» WHAT THIS TASK INVOLVES: Select the lines that hold the word "ylabel" and copy each one.

** Begin DATA FOR THE TASK **

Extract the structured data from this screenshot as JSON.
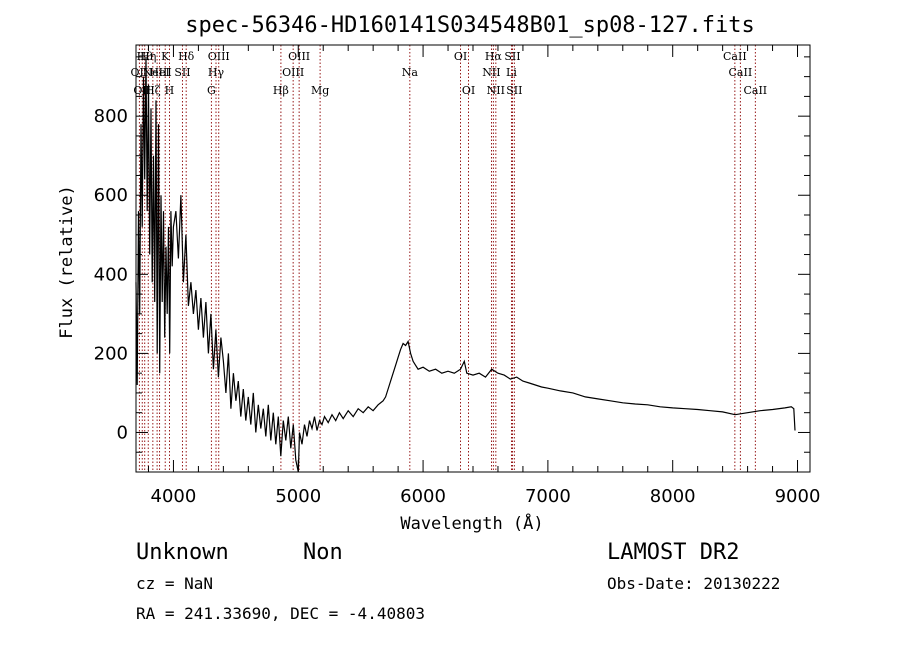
{
  "chart_data": {
    "type": "line",
    "title": "spec-56346-HD160141S034548B01_sp08-127.fits",
    "xlabel": "Wavelength (Å)",
    "ylabel": "Flux (relative)",
    "xlim": [
      3700,
      9100
    ],
    "ylim": [
      -100,
      980
    ],
    "x_ticks": [
      4000,
      5000,
      6000,
      7000,
      8000,
      9000
    ],
    "y_ticks": [
      0,
      200,
      400,
      600,
      800
    ],
    "grid": false,
    "series": [
      {
        "color": "#000000",
        "points": [
          [
            3700,
            380
          ],
          [
            3710,
            120
          ],
          [
            3720,
            560
          ],
          [
            3730,
            300
          ],
          [
            3740,
            780
          ],
          [
            3750,
            520
          ],
          [
            3760,
            900
          ],
          [
            3770,
            640
          ],
          [
            3780,
            950
          ],
          [
            3790,
            560
          ],
          [
            3800,
            880
          ],
          [
            3810,
            450
          ],
          [
            3820,
            820
          ],
          [
            3830,
            380
          ],
          [
            3840,
            700
          ],
          [
            3850,
            330
          ],
          [
            3860,
            840
          ],
          [
            3870,
            200
          ],
          [
            3880,
            780
          ],
          [
            3890,
            150
          ],
          [
            3900,
            600
          ],
          [
            3910,
            330
          ],
          [
            3920,
            560
          ],
          [
            3930,
            240
          ],
          [
            3940,
            470
          ],
          [
            3950,
            300
          ],
          [
            3960,
            520
          ],
          [
            3970,
            200
          ],
          [
            3980,
            560
          ],
          [
            3990,
            420
          ],
          [
            4000,
            520
          ],
          [
            4020,
            560
          ],
          [
            4040,
            440
          ],
          [
            4060,
            600
          ],
          [
            4080,
            380
          ],
          [
            4100,
            500
          ],
          [
            4120,
            320
          ],
          [
            4140,
            380
          ],
          [
            4160,
            300
          ],
          [
            4180,
            360
          ],
          [
            4200,
            260
          ],
          [
            4220,
            340
          ],
          [
            4240,
            240
          ],
          [
            4260,
            330
          ],
          [
            4280,
            200
          ],
          [
            4300,
            300
          ],
          [
            4320,
            160
          ],
          [
            4340,
            260
          ],
          [
            4360,
            140
          ],
          [
            4380,
            240
          ],
          [
            4400,
            180
          ],
          [
            4420,
            100
          ],
          [
            4440,
            200
          ],
          [
            4460,
            60
          ],
          [
            4480,
            150
          ],
          [
            4500,
            80
          ],
          [
            4520,
            130
          ],
          [
            4540,
            40
          ],
          [
            4560,
            110
          ],
          [
            4580,
            30
          ],
          [
            4600,
            90
          ],
          [
            4620,
            20
          ],
          [
            4640,
            100
          ],
          [
            4660,
            0
          ],
          [
            4680,
            70
          ],
          [
            4700,
            10
          ],
          [
            4720,
            60
          ],
          [
            4740,
            -10
          ],
          [
            4760,
            70
          ],
          [
            4780,
            -20
          ],
          [
            4800,
            50
          ],
          [
            4820,
            -30
          ],
          [
            4840,
            40
          ],
          [
            4860,
            -60
          ],
          [
            4880,
            30
          ],
          [
            4900,
            -20
          ],
          [
            4920,
            40
          ],
          [
            4940,
            -40
          ],
          [
            4960,
            20
          ],
          [
            4980,
            -70
          ],
          [
            5000,
            -100
          ],
          [
            5010,
            0
          ],
          [
            5030,
            -30
          ],
          [
            5050,
            20
          ],
          [
            5070,
            -10
          ],
          [
            5090,
            30
          ],
          [
            5110,
            10
          ],
          [
            5130,
            40
          ],
          [
            5150,
            5
          ],
          [
            5170,
            30
          ],
          [
            5190,
            20
          ],
          [
            5210,
            40
          ],
          [
            5240,
            25
          ],
          [
            5270,
            45
          ],
          [
            5300,
            30
          ],
          [
            5330,
            50
          ],
          [
            5360,
            35
          ],
          [
            5400,
            55
          ],
          [
            5440,
            40
          ],
          [
            5480,
            60
          ],
          [
            5520,
            50
          ],
          [
            5560,
            65
          ],
          [
            5600,
            55
          ],
          [
            5640,
            70
          ],
          [
            5680,
            80
          ],
          [
            5700,
            90
          ],
          [
            5720,
            110
          ],
          [
            5740,
            130
          ],
          [
            5760,
            150
          ],
          [
            5780,
            170
          ],
          [
            5800,
            190
          ],
          [
            5820,
            210
          ],
          [
            5840,
            225
          ],
          [
            5860,
            220
          ],
          [
            5880,
            230
          ],
          [
            5900,
            200
          ],
          [
            5920,
            180
          ],
          [
            5940,
            170
          ],
          [
            5960,
            160
          ],
          [
            6000,
            165
          ],
          [
            6050,
            155
          ],
          [
            6100,
            160
          ],
          [
            6150,
            150
          ],
          [
            6200,
            155
          ],
          [
            6250,
            150
          ],
          [
            6300,
            160
          ],
          [
            6330,
            180
          ],
          [
            6350,
            150
          ],
          [
            6400,
            145
          ],
          [
            6450,
            150
          ],
          [
            6500,
            140
          ],
          [
            6550,
            160
          ],
          [
            6600,
            150
          ],
          [
            6650,
            145
          ],
          [
            6700,
            135
          ],
          [
            6750,
            140
          ],
          [
            6800,
            130
          ],
          [
            6850,
            125
          ],
          [
            6900,
            120
          ],
          [
            6950,
            115
          ],
          [
            7000,
            112
          ],
          [
            7100,
            105
          ],
          [
            7200,
            100
          ],
          [
            7300,
            90
          ],
          [
            7400,
            85
          ],
          [
            7500,
            80
          ],
          [
            7600,
            75
          ],
          [
            7700,
            72
          ],
          [
            7800,
            70
          ],
          [
            7900,
            65
          ],
          [
            8000,
            62
          ],
          [
            8100,
            60
          ],
          [
            8200,
            58
          ],
          [
            8300,
            55
          ],
          [
            8400,
            52
          ],
          [
            8500,
            45
          ],
          [
            8600,
            50
          ],
          [
            8700,
            55
          ],
          [
            8800,
            58
          ],
          [
            8900,
            62
          ],
          [
            8950,
            65
          ],
          [
            8970,
            60
          ],
          [
            8980,
            5
          ]
        ]
      }
    ],
    "lines": [
      {
        "x": 3727,
        "label": "OII",
        "row": 1
      },
      {
        "x": 3750,
        "label": "OII",
        "row": 2
      },
      {
        "x": 3770,
        "label": "Hθ",
        "row": 0
      },
      {
        "x": 3798,
        "label": "Hη",
        "row": 0
      },
      {
        "x": 3835,
        "label": "Hζ",
        "row": 2
      },
      {
        "x": 3869,
        "label": "NeIII",
        "row": 1
      },
      {
        "x": 3889,
        "label": "HeI",
        "row": 1
      },
      {
        "x": 3934,
        "label": "K",
        "row": 0
      },
      {
        "x": 3968,
        "label": "H",
        "row": 2
      },
      {
        "x": 4072,
        "label": "SII",
        "row": 1
      },
      {
        "x": 4102,
        "label": "Hδ",
        "row": 0
      },
      {
        "x": 4304,
        "label": "G",
        "row": 2
      },
      {
        "x": 4341,
        "label": "Hγ",
        "row": 1
      },
      {
        "x": 4363,
        "label": "OIII",
        "row": 0
      },
      {
        "x": 4861,
        "label": "Hβ",
        "row": 2
      },
      {
        "x": 4959,
        "label": "OIII",
        "row": 1
      },
      {
        "x": 5007,
        "label": "OIII",
        "row": 0
      },
      {
        "x": 5175,
        "label": "Mg",
        "row": 2
      },
      {
        "x": 5894,
        "label": "Na",
        "row": 1
      },
      {
        "x": 6300,
        "label": "OI",
        "row": 0
      },
      {
        "x": 6364,
        "label": "OI",
        "row": 2
      },
      {
        "x": 6548,
        "label": "NII",
        "row": 1
      },
      {
        "x": 6563,
        "label": "Hα",
        "row": 0
      },
      {
        "x": 6583,
        "label": "NII",
        "row": 2
      },
      {
        "x": 6708,
        "label": "Li",
        "row": 1
      },
      {
        "x": 6716,
        "label": "SII",
        "row": 0
      },
      {
        "x": 6731,
        "label": "SII",
        "row": 2
      },
      {
        "x": 8498,
        "label": "CaII",
        "row": 0
      },
      {
        "x": 8542,
        "label": "CaII",
        "row": 1
      },
      {
        "x": 8662,
        "label": "CaII",
        "row": 2
      }
    ],
    "line_color": "#8b0000"
  },
  "footer": {
    "class_label": "Unknown",
    "subclass_label": "Non",
    "survey": "LAMOST DR2",
    "cz": "cz = NaN",
    "obs_date": "Obs-Date: 20130222",
    "coords": "RA = 241.33690, DEC =  -4.40803"
  }
}
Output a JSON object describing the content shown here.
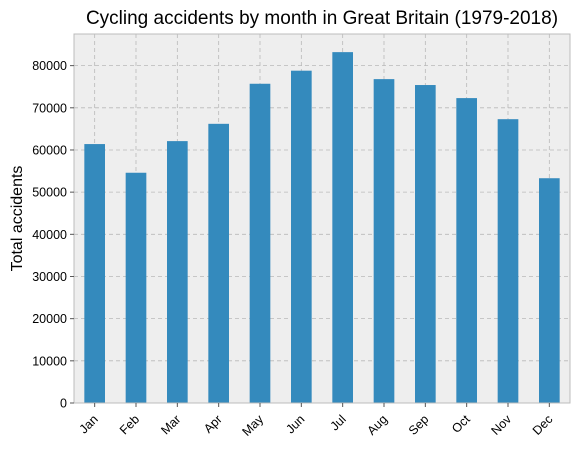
{
  "chart_data": {
    "type": "bar",
    "title": "Cycling accidents by month in Great Britain (1979-2018)",
    "xlabel": "",
    "ylabel": "Total accidents",
    "categories": [
      "Jan",
      "Feb",
      "Mar",
      "Apr",
      "May",
      "Jun",
      "Jul",
      "Aug",
      "Sep",
      "Oct",
      "Nov",
      "Dec"
    ],
    "values": [
      61400,
      54600,
      62100,
      66200,
      75700,
      78800,
      83200,
      76800,
      75400,
      72300,
      67300,
      53300
    ],
    "ylim": [
      0,
      87500
    ],
    "yticks": [
      0,
      10000,
      20000,
      30000,
      40000,
      50000,
      60000,
      70000,
      80000
    ],
    "grid": true,
    "colors": {
      "bar": "#348ABD",
      "background": "#EEEEEE"
    }
  }
}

** End DATA FOR THE TASK **

» ANSWER TO THE TASK:
    "ylabel": "Flux (relative)",
    "ylabel": "Total accidents",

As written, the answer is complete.